- **Exercise**: Rewrite the data below with "Metal Stud Layer" replaced by "Steel Stud Layer" everywhere and everything else unchanged. Leave out the pictures.

※

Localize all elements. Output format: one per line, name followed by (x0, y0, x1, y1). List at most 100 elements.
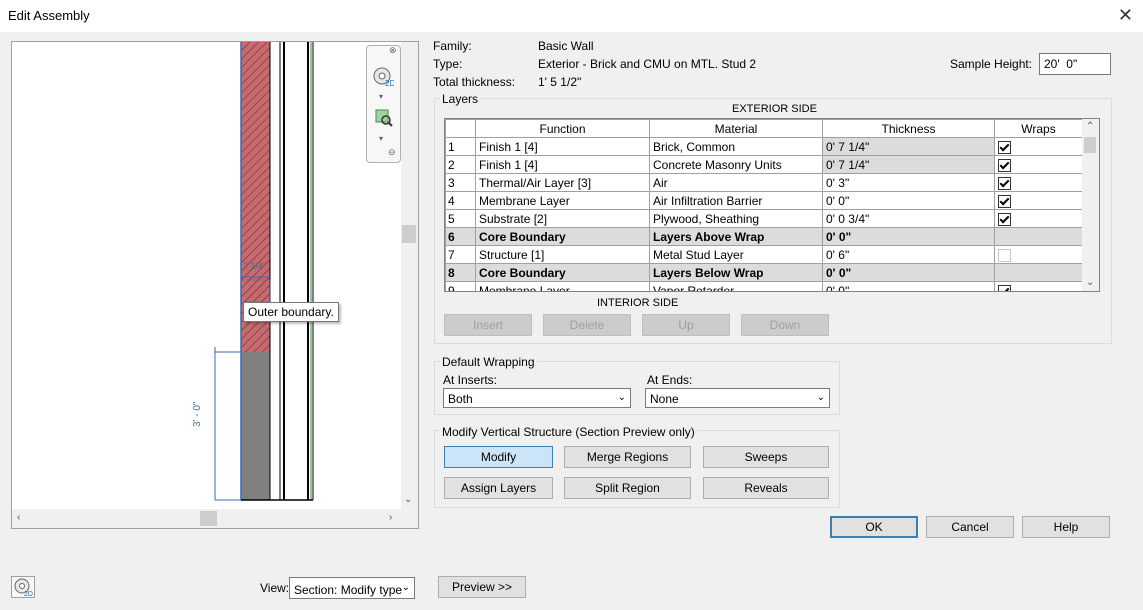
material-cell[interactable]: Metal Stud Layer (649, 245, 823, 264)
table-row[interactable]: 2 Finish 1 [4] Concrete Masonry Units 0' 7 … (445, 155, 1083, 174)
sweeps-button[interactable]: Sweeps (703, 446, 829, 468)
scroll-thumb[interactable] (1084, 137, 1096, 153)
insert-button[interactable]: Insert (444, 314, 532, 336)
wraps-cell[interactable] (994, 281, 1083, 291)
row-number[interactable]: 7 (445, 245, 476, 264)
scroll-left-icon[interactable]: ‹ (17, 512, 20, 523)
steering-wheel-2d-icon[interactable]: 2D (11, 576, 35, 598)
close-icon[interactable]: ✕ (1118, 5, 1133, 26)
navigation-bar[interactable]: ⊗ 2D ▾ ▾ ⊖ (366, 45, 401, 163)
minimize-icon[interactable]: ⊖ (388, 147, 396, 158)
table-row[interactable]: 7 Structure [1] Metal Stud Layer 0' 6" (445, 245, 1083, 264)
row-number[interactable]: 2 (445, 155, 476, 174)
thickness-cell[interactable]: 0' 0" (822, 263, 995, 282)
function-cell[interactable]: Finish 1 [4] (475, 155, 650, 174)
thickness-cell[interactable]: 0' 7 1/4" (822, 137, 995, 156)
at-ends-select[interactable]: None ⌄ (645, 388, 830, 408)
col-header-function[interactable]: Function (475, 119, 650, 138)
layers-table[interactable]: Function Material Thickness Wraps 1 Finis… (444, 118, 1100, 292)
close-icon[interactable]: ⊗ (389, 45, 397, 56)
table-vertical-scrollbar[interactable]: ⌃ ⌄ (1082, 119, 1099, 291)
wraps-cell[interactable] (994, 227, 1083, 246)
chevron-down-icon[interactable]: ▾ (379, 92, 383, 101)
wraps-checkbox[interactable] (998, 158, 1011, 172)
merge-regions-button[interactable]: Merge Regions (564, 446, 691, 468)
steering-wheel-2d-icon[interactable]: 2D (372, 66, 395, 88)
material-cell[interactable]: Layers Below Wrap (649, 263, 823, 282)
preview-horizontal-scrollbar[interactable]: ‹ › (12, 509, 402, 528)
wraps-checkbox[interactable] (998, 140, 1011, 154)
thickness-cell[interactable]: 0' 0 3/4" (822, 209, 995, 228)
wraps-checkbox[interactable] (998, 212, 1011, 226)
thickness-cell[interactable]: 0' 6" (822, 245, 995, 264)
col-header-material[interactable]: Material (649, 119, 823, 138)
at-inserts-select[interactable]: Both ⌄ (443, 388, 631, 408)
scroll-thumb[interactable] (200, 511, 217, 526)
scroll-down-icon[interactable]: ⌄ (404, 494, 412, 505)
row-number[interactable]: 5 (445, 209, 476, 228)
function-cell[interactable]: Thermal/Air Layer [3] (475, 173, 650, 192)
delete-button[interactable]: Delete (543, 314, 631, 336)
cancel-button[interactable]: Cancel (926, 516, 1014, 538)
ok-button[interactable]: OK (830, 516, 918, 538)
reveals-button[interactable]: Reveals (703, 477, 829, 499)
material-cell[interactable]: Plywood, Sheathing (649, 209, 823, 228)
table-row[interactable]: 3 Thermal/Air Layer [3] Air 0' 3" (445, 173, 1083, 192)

※

- **Response to this task**:
Localize all elements. Output format: one per line, name followed by (x0, y0, x1, y1). List at most 100 elements.
material-cell[interactable]: Steel Stud Layer (649, 245, 823, 264)
table-row[interactable]: 2 Finish 1 [4] Concrete Masonry Units 0' 7 … (445, 155, 1083, 174)
sweeps-button[interactable]: Sweeps (703, 446, 829, 468)
scroll-thumb[interactable] (1084, 137, 1096, 153)
insert-button[interactable]: Insert (444, 314, 532, 336)
wraps-cell[interactable] (994, 281, 1083, 291)
row-number[interactable]: 7 (445, 245, 476, 264)
scroll-left-icon[interactable]: ‹ (17, 512, 20, 523)
steering-wheel-2d-icon[interactable]: 2D (11, 576, 35, 598)
close-icon[interactable]: ✕ (1118, 5, 1133, 26)
navigation-bar[interactable]: ⊗ 2D ▾ ▾ ⊖ (366, 45, 401, 163)
minimize-icon[interactable]: ⊖ (388, 147, 396, 158)
table-row[interactable]: 7 Structure [1] Steel Stud Layer 0' 6" (445, 245, 1083, 264)
row-number[interactable]: 2 (445, 155, 476, 174)
thickness-cell[interactable]: 0' 0" (822, 263, 995, 282)
function-cell[interactable]: Finish 1 [4] (475, 155, 650, 174)
thickness-cell[interactable]: 0' 7 1/4" (822, 137, 995, 156)
at-ends-select[interactable]: None ⌄ (645, 388, 830, 408)
col-header-function[interactable]: Function (475, 119, 650, 138)
layers-table[interactable]: Function Material Thickness Wraps 1 Finis… (444, 118, 1100, 292)
close-icon[interactable]: ⊗ (389, 45, 397, 56)
table-vertical-scrollbar[interactable]: ⌃ ⌄ (1082, 119, 1099, 291)
wraps-cell[interactable] (994, 227, 1083, 246)
chevron-down-icon[interactable]: ▾ (379, 92, 383, 101)
wraps-checkbox[interactable] (998, 158, 1011, 172)
merge-regions-button[interactable]: Merge Regions (564, 446, 691, 468)
steering-wheel-2d-icon[interactable]: 2D (372, 66, 395, 88)
material-cell[interactable]: Layers Below Wrap (649, 263, 823, 282)
preview-horizontal-scrollbar[interactable]: ‹ › (12, 509, 402, 528)
wraps-checkbox[interactable] (998, 140, 1011, 154)
thickness-cell[interactable]: 0' 0 3/4" (822, 209, 995, 228)
wraps-checkbox[interactable] (998, 212, 1011, 226)
thickness-cell[interactable]: 0' 6" (822, 245, 995, 264)
col-header-material[interactable]: Material (649, 119, 823, 138)
at-inserts-select[interactable]: Both ⌄ (443, 388, 631, 408)
scroll-thumb[interactable] (200, 511, 217, 526)
scroll-down-icon[interactable]: ⌄ (404, 494, 412, 505)
row-number[interactable]: 5 (445, 209, 476, 228)
function-cell[interactable]: Thermal/Air Layer [3] (475, 173, 650, 192)
delete-button[interactable]: Delete (543, 314, 631, 336)
cancel-button[interactable]: Cancel (926, 516, 1014, 538)
ok-button[interactable]: OK (830, 516, 918, 538)
reveals-button[interactable]: Reveals (703, 477, 829, 499)
material-cell[interactable]: Plywood, Sheathing (649, 209, 823, 228)
table-row[interactable]: 3 Thermal/Air Layer [3] Air 0' 3" (445, 173, 1083, 192)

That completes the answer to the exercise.